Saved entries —
----
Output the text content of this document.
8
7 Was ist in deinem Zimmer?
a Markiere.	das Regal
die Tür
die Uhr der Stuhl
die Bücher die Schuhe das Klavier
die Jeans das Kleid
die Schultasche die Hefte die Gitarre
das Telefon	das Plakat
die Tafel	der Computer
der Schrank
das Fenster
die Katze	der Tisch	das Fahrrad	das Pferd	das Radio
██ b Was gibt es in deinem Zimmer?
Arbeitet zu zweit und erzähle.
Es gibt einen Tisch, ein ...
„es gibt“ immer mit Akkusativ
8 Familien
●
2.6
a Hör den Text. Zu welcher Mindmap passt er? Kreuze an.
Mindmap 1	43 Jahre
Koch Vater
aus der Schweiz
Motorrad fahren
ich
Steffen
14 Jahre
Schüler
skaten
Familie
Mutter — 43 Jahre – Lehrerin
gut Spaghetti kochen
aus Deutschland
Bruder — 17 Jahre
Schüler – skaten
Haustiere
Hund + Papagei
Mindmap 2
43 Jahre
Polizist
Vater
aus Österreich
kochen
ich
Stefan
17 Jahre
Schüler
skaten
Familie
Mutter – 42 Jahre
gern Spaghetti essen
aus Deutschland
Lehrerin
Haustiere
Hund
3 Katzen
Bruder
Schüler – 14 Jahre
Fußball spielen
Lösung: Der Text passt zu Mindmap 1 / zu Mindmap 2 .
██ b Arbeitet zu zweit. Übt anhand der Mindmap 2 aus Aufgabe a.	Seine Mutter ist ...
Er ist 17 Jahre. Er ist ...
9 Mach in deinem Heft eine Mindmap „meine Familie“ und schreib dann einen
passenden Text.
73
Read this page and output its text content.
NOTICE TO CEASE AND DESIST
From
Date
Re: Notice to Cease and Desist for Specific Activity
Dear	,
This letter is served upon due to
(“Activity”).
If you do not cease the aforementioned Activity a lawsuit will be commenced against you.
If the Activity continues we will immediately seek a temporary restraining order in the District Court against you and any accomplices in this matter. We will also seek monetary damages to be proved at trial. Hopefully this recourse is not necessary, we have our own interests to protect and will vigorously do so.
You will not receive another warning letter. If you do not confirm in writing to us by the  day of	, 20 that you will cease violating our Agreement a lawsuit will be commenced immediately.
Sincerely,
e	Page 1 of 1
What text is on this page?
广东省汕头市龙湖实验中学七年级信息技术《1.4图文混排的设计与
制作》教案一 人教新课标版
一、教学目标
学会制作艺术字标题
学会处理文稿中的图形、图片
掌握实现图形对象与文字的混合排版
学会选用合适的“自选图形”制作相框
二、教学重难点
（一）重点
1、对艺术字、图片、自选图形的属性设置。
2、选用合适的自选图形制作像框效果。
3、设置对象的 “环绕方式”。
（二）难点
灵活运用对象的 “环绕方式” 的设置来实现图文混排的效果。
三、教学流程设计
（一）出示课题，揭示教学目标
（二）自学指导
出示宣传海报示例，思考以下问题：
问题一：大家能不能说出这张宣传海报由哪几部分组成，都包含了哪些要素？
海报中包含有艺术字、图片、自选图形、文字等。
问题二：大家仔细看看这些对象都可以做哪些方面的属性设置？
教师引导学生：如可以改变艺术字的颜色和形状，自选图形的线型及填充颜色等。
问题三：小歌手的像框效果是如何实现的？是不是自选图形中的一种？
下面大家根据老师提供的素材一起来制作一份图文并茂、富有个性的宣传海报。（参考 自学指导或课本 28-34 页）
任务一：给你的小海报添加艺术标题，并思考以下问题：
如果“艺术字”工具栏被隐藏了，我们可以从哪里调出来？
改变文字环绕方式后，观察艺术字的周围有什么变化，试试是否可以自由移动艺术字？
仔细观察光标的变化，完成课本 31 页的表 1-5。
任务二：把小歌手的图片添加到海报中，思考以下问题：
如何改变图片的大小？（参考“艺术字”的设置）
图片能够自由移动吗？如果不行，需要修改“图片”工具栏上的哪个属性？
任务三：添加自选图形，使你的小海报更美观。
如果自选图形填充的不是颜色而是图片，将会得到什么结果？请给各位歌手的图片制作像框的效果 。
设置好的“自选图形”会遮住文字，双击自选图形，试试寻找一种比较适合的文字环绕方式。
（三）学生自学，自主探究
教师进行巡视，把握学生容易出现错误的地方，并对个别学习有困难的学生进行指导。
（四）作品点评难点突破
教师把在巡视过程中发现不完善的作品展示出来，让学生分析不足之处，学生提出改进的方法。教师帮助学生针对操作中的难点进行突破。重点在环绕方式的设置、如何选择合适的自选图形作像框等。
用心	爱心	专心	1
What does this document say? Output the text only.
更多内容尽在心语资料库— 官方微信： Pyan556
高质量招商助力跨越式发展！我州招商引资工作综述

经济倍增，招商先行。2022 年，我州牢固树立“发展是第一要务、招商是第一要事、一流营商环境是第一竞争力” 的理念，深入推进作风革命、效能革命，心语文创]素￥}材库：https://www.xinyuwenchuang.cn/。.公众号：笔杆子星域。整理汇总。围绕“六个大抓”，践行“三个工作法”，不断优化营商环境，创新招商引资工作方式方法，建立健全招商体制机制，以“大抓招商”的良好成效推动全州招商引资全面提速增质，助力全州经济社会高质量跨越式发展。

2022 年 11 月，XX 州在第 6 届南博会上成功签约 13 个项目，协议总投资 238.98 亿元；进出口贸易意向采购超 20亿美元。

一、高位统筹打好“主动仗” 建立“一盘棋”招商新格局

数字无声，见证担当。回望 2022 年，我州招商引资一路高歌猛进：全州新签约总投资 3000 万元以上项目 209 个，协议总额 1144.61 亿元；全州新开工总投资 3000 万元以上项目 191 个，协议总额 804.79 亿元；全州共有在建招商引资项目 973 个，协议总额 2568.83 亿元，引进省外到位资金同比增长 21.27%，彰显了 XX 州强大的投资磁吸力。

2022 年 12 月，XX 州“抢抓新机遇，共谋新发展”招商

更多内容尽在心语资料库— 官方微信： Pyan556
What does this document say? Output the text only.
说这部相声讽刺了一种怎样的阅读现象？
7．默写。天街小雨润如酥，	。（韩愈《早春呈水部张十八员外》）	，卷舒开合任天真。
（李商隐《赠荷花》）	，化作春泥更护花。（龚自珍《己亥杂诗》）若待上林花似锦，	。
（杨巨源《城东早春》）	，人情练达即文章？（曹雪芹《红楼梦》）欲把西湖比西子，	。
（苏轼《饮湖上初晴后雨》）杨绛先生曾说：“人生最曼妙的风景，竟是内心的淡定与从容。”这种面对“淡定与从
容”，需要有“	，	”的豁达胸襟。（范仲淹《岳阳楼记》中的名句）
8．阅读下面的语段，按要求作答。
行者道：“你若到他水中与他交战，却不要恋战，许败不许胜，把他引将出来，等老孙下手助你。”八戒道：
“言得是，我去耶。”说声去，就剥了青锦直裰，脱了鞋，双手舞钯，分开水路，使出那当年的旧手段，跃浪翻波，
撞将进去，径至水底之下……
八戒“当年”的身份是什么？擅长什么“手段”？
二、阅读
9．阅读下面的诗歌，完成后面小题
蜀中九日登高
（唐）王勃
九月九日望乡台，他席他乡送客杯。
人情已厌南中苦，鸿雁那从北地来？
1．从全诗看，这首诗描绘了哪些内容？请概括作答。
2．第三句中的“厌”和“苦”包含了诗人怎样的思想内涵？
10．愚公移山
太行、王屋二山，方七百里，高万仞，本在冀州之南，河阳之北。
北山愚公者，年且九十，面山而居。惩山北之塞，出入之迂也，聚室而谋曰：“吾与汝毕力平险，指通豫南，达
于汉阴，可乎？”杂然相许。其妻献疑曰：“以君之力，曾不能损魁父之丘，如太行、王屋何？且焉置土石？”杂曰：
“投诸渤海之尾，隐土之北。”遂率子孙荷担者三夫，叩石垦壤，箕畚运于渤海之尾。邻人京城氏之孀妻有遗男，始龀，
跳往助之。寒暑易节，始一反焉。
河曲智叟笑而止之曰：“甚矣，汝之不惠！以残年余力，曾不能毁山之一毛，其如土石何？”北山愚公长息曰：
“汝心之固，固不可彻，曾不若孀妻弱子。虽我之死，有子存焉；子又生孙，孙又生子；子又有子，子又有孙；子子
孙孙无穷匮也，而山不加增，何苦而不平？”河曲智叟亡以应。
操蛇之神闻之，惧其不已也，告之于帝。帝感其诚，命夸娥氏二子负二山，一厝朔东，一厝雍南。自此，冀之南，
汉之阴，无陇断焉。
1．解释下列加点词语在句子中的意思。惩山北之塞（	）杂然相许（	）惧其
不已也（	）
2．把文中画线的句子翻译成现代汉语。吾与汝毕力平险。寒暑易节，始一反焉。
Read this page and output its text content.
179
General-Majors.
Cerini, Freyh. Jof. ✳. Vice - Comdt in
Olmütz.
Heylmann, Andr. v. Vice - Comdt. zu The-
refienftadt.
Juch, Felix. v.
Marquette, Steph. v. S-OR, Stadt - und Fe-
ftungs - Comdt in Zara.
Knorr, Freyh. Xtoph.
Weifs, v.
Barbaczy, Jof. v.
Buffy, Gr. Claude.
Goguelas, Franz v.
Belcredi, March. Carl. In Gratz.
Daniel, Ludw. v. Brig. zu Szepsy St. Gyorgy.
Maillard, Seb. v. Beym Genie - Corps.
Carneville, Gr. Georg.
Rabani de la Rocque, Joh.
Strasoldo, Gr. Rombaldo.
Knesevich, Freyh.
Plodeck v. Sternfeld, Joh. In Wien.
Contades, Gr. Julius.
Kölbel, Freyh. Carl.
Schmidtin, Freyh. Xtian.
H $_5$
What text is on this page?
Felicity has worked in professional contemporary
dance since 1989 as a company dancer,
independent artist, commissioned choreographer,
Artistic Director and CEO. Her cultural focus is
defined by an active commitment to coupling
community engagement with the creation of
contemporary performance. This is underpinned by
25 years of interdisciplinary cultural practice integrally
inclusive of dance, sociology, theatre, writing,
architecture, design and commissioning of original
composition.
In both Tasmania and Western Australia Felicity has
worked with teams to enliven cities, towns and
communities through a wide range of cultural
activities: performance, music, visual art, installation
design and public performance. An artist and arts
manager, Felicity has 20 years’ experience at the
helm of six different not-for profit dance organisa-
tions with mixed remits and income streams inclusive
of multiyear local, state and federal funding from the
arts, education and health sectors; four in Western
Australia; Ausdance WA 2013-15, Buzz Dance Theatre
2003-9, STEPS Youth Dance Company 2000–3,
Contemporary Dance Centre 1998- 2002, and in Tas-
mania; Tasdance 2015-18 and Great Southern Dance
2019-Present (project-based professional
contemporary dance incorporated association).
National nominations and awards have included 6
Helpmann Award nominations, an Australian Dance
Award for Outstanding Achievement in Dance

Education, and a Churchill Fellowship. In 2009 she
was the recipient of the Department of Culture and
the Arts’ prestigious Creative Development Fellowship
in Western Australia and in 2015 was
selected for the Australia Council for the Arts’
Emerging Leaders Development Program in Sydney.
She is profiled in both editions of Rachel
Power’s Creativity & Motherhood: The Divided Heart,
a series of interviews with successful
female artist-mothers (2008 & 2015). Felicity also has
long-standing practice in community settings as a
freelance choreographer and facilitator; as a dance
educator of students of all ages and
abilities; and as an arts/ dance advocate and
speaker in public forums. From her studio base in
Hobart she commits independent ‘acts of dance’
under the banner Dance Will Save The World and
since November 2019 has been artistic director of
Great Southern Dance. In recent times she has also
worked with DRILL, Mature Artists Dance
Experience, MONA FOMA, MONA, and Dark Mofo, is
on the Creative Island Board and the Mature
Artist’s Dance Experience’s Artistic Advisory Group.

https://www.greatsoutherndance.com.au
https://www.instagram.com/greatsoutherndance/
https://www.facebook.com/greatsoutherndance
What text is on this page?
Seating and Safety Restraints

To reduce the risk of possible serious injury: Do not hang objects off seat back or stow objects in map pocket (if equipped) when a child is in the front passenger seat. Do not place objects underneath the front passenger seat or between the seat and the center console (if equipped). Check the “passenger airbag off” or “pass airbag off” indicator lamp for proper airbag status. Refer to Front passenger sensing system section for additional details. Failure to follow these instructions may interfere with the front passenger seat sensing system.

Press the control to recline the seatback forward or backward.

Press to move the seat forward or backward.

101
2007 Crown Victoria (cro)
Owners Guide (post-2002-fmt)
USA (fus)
----
What is asked —
Show every line of the records above that contains the word "Freyh".

Task solution —
Cerini, Freyh. Jof. ✳. Vice - Comdt in
Knorr, Freyh. Xtoph.
Knesevich, Freyh.
Kölbel, Freyh. Carl.
Schmidtin, Freyh. Xtian.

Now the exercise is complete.